Copy out each line of the listing that has the word "Mental" in it.

[Chart and figure data]
--- START ---
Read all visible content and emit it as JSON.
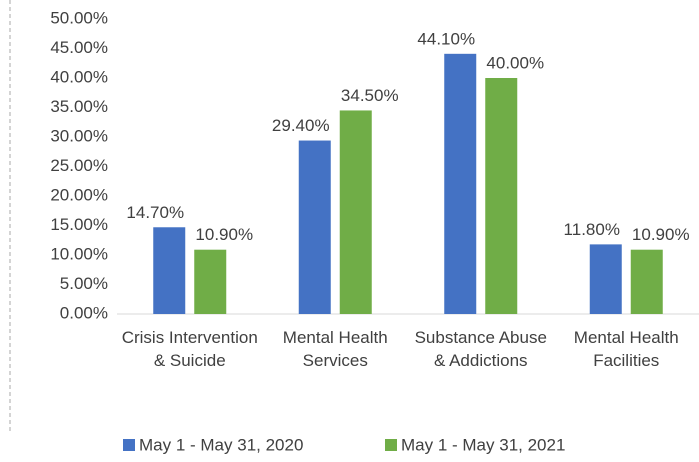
{
  "chart_data": {
    "type": "bar",
    "categories": [
      "Crisis Intervention & Suicide",
      "Mental Health Services",
      "Substance Abuse & Addictions",
      "Mental Health Facilities"
    ],
    "series": [
      {
        "name": "May 1 - May 31, 2020",
        "color": "#4472c4",
        "values": [
          14.7,
          29.4,
          44.1,
          11.8
        ],
        "value_labels": [
          "14.70%",
          "29.40%",
          "44.10%",
          "11.80%"
        ]
      },
      {
        "name": "May 1 - May 31, 2021",
        "color": "#70ad47",
        "values": [
          10.9,
          34.5,
          40.0,
          10.9
        ],
        "value_labels": [
          "10.90%",
          "34.50%",
          "40.00%",
          "10.90%"
        ]
      }
    ],
    "ylim": [
      0,
      50
    ],
    "yticks": [
      {
        "value": 0,
        "label": "0.00%"
      },
      {
        "value": 5,
        "label": "5.00%"
      },
      {
        "value": 10,
        "label": "10.00%"
      },
      {
        "value": 15,
        "label": "15.00%"
      },
      {
        "value": 20,
        "label": "20.00%"
      },
      {
        "value": 25,
        "label": "25.00%"
      },
      {
        "value": 30,
        "label": "30.00%"
      },
      {
        "value": 35,
        "label": "35.00%"
      },
      {
        "value": 40,
        "label": "40.00%"
      },
      {
        "value": 45,
        "label": "45.00%"
      },
      {
        "value": 50,
        "label": "50.00%"
      }
    ],
    "grid": false,
    "legend": "bottom"
  }
}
--- END ---
- _Final result_:
      "Mental Health Services",
      "Mental Health Facilities"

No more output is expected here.